**What you need to do:** Search the material for the word "umukingo" and copy each line that holds it.

-*-*-

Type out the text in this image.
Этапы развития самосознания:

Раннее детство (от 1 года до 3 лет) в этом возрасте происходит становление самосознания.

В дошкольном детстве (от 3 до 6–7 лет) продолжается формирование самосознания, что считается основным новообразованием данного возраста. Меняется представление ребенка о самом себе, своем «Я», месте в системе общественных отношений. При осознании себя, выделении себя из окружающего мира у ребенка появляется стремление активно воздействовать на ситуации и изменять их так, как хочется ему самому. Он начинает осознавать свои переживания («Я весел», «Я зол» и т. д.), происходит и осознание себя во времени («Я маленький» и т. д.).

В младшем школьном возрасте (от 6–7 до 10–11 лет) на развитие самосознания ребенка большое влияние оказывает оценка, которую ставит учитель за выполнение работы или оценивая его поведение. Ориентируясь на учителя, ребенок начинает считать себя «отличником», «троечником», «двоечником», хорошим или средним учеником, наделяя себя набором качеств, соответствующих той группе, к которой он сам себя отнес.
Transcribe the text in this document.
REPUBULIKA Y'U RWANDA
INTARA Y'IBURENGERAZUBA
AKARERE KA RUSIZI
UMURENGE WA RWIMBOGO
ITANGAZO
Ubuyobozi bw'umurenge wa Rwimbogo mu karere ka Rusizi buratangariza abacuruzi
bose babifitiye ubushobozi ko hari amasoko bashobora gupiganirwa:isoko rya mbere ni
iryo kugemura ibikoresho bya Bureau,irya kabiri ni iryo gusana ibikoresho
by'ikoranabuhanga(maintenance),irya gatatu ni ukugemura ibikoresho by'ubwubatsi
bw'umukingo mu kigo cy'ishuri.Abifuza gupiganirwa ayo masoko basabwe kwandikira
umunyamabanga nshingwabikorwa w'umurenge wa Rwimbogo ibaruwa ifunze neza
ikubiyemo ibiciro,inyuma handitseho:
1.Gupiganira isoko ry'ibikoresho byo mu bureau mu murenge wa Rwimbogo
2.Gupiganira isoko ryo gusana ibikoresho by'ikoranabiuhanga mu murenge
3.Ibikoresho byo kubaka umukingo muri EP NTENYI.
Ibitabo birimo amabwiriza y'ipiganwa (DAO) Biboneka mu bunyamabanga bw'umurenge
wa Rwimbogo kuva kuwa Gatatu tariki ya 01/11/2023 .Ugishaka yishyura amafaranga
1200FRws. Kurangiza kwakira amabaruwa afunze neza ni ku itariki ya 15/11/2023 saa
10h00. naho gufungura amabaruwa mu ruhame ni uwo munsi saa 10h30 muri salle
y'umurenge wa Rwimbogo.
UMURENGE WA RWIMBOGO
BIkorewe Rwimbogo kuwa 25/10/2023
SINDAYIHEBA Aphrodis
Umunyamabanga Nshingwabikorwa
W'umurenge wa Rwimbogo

-*-*-

**Result of this exercise:**
bw'umukingo mu kigo cy'ishuri.Abifuza gupiganirwa ayo masoko basabwe kwandikira
3.Ibikoresho byo kubaka umukingo muri EP NTENYI.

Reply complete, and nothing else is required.